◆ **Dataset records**

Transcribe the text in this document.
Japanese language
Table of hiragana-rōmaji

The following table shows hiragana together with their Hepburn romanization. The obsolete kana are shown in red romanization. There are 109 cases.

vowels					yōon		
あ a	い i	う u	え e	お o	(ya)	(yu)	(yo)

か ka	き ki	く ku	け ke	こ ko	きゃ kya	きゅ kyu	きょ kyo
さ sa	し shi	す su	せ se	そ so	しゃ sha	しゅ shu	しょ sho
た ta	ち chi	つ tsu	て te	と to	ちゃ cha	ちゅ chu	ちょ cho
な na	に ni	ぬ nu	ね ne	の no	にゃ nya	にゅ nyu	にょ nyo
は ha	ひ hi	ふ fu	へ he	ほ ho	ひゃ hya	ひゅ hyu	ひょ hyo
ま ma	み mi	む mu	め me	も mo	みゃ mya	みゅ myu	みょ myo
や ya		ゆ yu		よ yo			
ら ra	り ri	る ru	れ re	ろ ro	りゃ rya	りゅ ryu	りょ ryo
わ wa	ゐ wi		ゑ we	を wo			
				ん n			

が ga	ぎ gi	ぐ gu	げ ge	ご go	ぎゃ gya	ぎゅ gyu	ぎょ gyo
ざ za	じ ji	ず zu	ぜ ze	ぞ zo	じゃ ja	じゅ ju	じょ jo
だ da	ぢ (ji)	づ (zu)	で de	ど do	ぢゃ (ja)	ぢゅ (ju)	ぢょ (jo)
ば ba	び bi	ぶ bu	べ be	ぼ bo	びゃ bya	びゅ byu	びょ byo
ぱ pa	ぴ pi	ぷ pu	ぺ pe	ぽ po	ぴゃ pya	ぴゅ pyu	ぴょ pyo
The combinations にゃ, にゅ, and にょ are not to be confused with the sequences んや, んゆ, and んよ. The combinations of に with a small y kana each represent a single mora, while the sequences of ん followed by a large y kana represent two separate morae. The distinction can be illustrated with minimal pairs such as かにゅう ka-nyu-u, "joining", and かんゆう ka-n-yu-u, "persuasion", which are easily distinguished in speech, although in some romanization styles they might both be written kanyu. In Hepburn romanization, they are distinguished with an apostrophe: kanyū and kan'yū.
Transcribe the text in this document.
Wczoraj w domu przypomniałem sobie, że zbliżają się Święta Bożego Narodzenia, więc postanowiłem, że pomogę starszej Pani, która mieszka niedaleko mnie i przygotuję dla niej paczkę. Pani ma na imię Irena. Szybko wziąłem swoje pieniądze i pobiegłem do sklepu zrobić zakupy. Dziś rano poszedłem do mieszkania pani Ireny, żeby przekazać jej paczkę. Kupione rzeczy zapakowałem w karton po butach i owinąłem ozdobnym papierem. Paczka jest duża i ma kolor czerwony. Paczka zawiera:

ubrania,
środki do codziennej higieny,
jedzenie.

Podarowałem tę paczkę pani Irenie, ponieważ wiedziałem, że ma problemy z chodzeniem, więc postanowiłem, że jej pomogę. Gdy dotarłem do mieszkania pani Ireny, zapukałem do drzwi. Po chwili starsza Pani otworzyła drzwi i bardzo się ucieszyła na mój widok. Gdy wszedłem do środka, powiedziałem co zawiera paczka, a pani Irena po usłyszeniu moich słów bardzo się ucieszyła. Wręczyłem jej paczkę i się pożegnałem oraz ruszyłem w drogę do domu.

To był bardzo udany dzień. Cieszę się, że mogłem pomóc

◆ **Set problem**
Take the entries and copy them out exactly.

◆ **Result of the task**
Transcribe the text in this document.
Japanese language
Table of hiragana-rōmaji

The following table shows hiragana together with their Hepburn romanization. The obsolete kana are shown in red romanization. There are 109 cases.

vowels					yōon		
あ a	い i	う u	え e	お o	(ya)	(yu)	(yo)

か ka	き ki	く ku	け ke	こ ko	きゃ kya	きゅ kyu	きょ kyo
さ sa	し shi	す su	せ se	そ so	しゃ sha	しゅ shu	しょ sho
た ta	ち chi	つ tsu	て te	と to	ちゃ cha	ちゅ chu	ちょ cho
な na	に ni	ぬ nu	ね ne	の no	にゃ nya	にゅ nyu	にょ nyo
は ha	ひ hi	ふ fu	へ he	ほ ho	ひゃ hya	ひゅ hyu	ひょ hyo
ま ma	み mi	む mu	め me	も mo	みゃ mya	みゅ myu	みょ myo
や ya		ゆ yu		よ yo			
ら ra	り ri	る ru	れ re	ろ ro	りゃ rya	りゅ ryu	りょ ryo
わ wa	ゐ wi		ゑ we	を wo			
				ん n			

が ga	ぎ gi	ぐ gu	げ ge	ご go	ぎゃ gya	ぎゅ gyu	ぎょ gyo
ざ za	じ ji	ず zu	ぜ ze	ぞ zo	じゃ ja	じゅ ju	じょ jo
だ da	ぢ (ji)	づ (zu)	で de	ど do	ぢゃ (ja)	ぢゅ (ju)	ぢょ (jo)
ば ba	び bi	ぶ bu	べ be	ぼ bo	びゃ bya	びゅ byu	びょ byo
ぱ pa	ぴ pi	ぷ pu	ぺ pe	ぽ po	ぴゃ pya	ぴゅ pyu	ぴょ pyo
The combinations にゃ, にゅ, and にょ are not to be confused with the sequences んや, んゆ, and んよ. The combinations of に with a small y kana each represent a single mora, while the sequences of ん followed by a large y kana represent two separate morae. The distinction can be illustrated with minimal pairs such as かにゅう ka-nyu-u, "joining", and かんゆう ka-n-yu-u, "persuasion", which are easily distinguished in speech, although in some romanization styles they might both be written kanyu. In Hepburn romanization, they are distinguished with an apostrophe: kanyū and kan'yū.
Transcribe the text in this document.
Wczoraj w domu przypomniałem sobie, że zbliżają się Święta Bożego Narodzenia, więc postanowiłem, że pomogę starszej Pani, która mieszka niedaleko mnie i przygotuję dla niej paczkę. Pani ma na imię Irena. Szybko wziąłem swoje pieniądze i pobiegłem do sklepu zrobić zakupy. Dziś rano poszedłem do mieszkania pani Ireny, żeby przekazać jej paczkę. Kupione rzeczy zapakowałem w karton po butach i owinąłem ozdobnym papierem. Paczka jest duża i ma kolor czerwony. Paczka zawiera:

ubrania,
środki do codziennej higieny,
jedzenie.

Podarowałem tę paczkę pani Irenie, ponieważ wiedziałem, że ma problemy z chodzeniem, więc postanowiłem, że jej pomogę. Gdy dotarłem do mieszkania pani Ireny, zapukałem do drzwi. Po chwili starsza Pani otworzyła drzwi i bardzo się ucieszyła na mój widok. Gdy wszedłem do środka, powiedziałem co zawiera paczka, a pani Irena po usłyszeniu moich słów bardzo się ucieszyła. Wręczyłem jej paczkę i się pożegnałem oraz ruszyłem w drogę do domu.

To był bardzo udany dzień. Cieszę się, że mogłem pomóc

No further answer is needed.